> [Short task] In the listing below, locate the lines that hold the string "screenshot". Copy those lines.

> [Stored data]
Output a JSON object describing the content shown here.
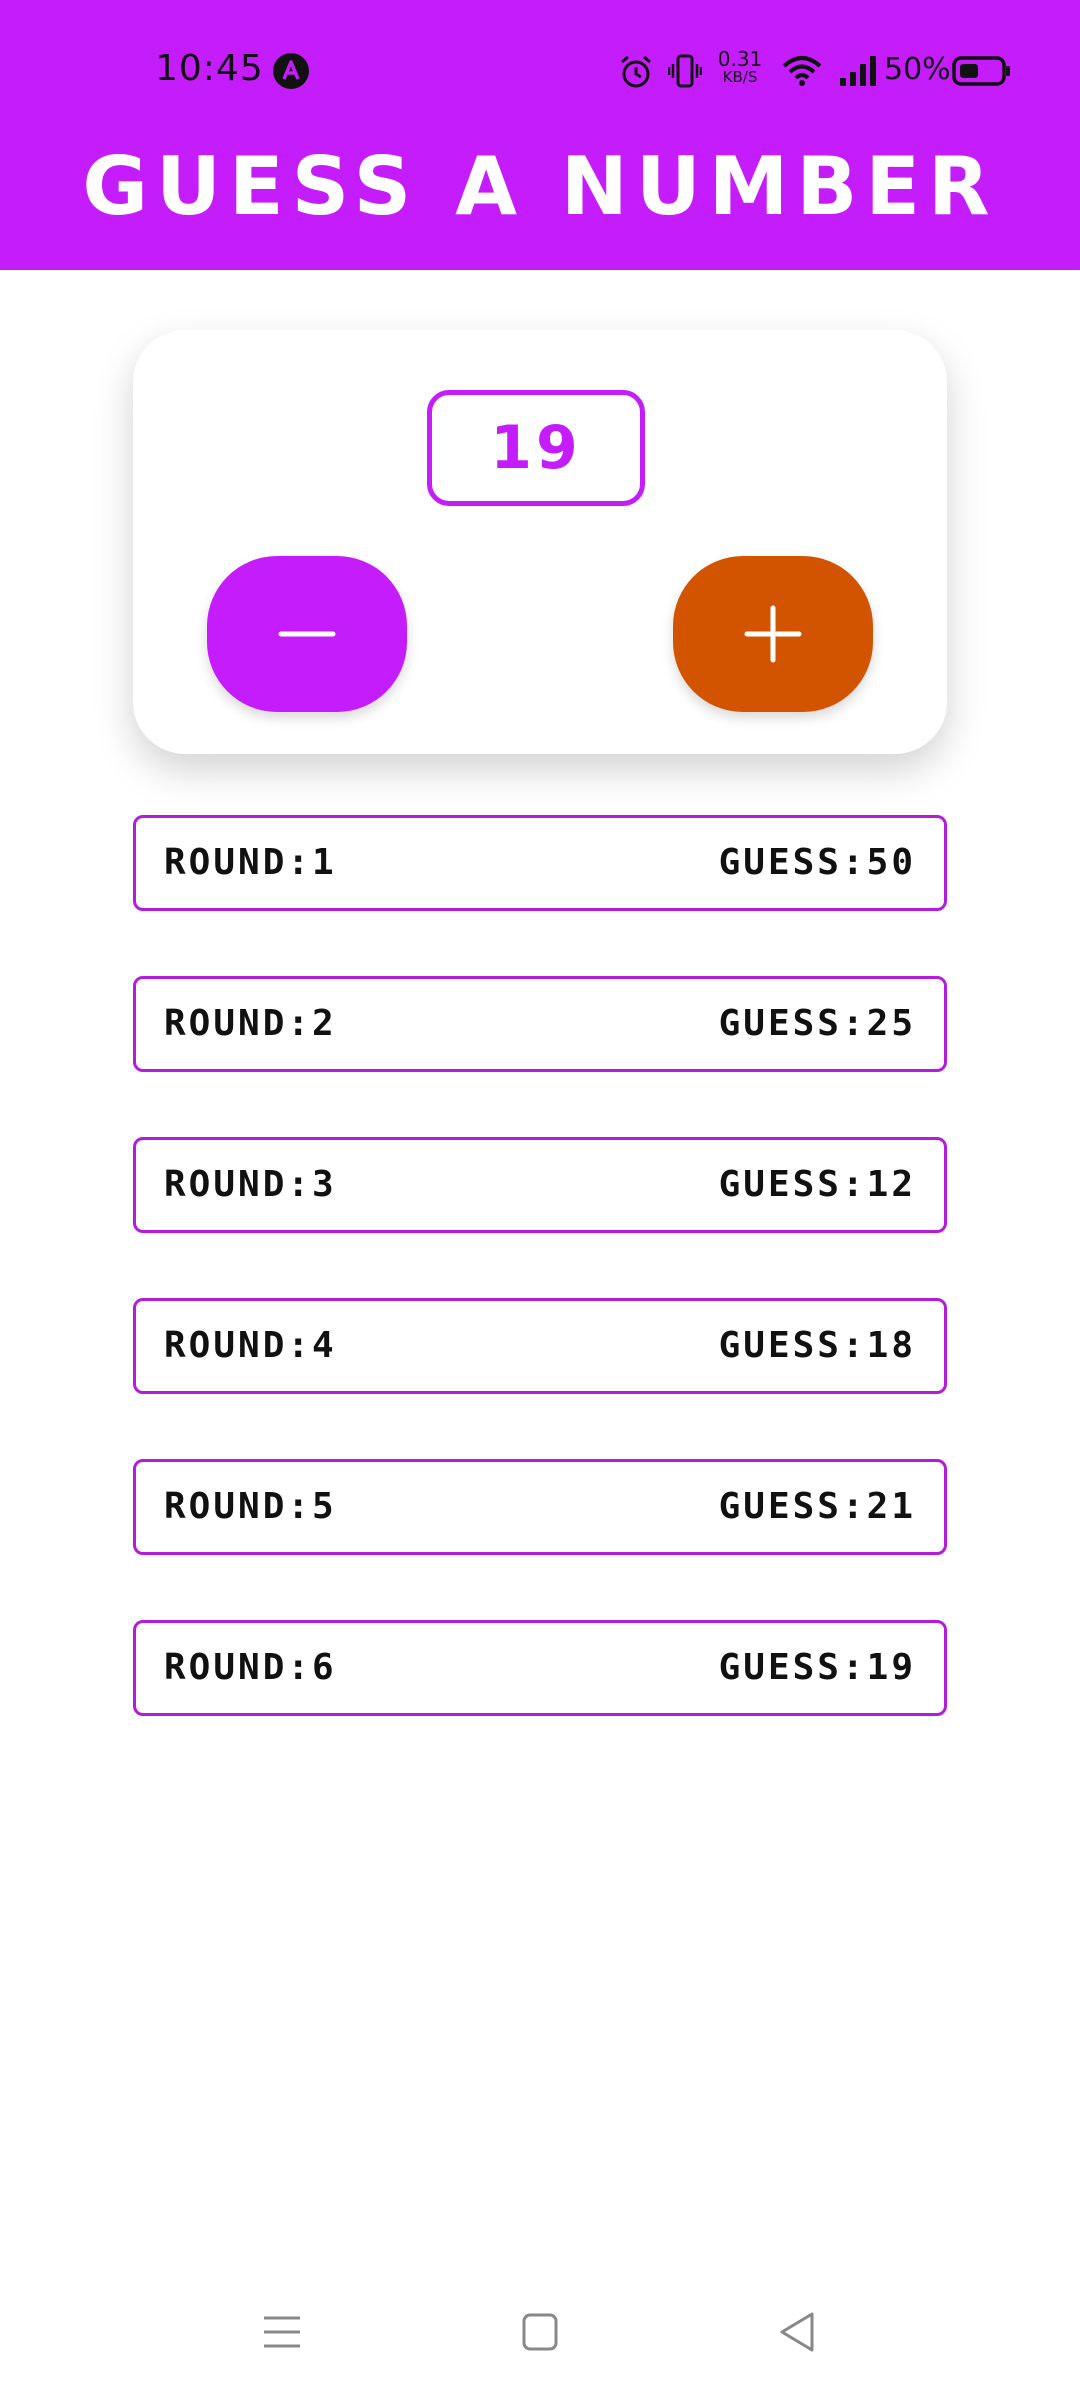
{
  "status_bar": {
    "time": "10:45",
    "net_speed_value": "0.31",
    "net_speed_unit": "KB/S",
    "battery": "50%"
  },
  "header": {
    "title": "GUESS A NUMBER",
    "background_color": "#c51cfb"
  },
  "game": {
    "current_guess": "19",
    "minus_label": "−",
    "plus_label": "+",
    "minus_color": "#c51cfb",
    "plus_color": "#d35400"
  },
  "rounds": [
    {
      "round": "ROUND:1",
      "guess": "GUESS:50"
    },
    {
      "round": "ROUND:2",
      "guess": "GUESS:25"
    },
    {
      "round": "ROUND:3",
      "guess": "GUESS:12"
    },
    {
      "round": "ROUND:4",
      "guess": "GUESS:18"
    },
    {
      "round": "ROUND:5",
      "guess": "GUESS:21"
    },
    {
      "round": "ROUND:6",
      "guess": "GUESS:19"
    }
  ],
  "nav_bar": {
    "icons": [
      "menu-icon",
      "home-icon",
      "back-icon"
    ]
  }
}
---
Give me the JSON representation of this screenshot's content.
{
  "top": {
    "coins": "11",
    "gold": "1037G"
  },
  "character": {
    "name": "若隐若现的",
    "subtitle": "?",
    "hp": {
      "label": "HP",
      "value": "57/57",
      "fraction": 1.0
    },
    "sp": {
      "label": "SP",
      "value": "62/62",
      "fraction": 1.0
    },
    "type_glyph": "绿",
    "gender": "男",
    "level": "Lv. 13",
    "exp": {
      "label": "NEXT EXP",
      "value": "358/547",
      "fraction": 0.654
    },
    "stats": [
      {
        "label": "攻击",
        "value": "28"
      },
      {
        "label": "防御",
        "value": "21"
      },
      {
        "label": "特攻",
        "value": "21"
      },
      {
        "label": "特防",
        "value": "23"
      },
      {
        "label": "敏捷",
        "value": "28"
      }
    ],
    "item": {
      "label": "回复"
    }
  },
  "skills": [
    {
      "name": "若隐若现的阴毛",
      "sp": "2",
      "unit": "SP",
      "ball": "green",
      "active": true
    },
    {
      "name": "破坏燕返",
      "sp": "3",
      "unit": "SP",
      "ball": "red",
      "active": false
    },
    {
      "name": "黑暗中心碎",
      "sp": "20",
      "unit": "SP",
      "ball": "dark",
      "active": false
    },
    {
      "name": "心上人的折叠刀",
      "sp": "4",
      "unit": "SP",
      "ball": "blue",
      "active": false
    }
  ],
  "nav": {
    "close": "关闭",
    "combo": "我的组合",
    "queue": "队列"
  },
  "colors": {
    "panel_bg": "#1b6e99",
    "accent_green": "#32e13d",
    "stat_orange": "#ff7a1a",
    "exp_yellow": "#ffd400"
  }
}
==
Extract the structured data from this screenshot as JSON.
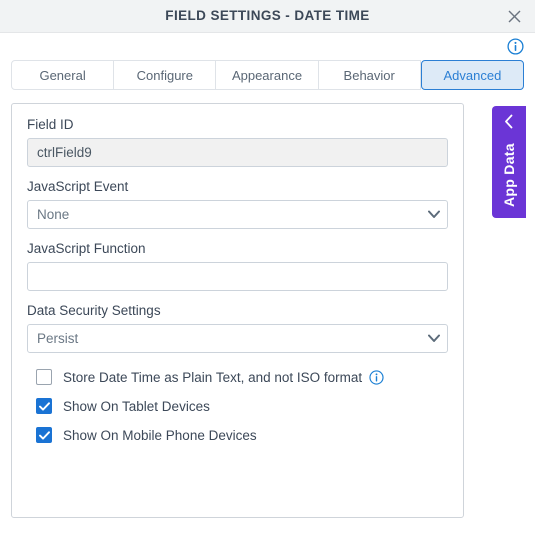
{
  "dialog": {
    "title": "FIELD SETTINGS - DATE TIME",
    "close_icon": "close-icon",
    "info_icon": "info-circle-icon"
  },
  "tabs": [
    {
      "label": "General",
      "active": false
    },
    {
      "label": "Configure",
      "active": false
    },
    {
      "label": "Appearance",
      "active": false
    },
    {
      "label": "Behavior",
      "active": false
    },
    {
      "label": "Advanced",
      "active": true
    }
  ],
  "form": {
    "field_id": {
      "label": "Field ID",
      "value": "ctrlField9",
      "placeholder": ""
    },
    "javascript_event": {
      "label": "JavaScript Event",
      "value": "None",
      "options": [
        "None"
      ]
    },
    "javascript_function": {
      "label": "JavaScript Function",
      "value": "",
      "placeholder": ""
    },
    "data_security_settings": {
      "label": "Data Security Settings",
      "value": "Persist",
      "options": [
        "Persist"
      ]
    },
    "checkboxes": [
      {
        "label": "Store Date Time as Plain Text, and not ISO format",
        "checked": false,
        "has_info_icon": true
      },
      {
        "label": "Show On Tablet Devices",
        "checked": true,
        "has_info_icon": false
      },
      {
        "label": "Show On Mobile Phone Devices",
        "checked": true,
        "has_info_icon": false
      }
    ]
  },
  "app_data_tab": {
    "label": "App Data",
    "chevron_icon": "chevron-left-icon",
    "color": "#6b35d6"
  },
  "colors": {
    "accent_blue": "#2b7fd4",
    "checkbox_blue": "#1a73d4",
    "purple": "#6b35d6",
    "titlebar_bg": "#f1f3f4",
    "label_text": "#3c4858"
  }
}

> [Answer below]
Give me the JSON representation of this screenshot's content.
Extract the structured data from this screenshot as JSON.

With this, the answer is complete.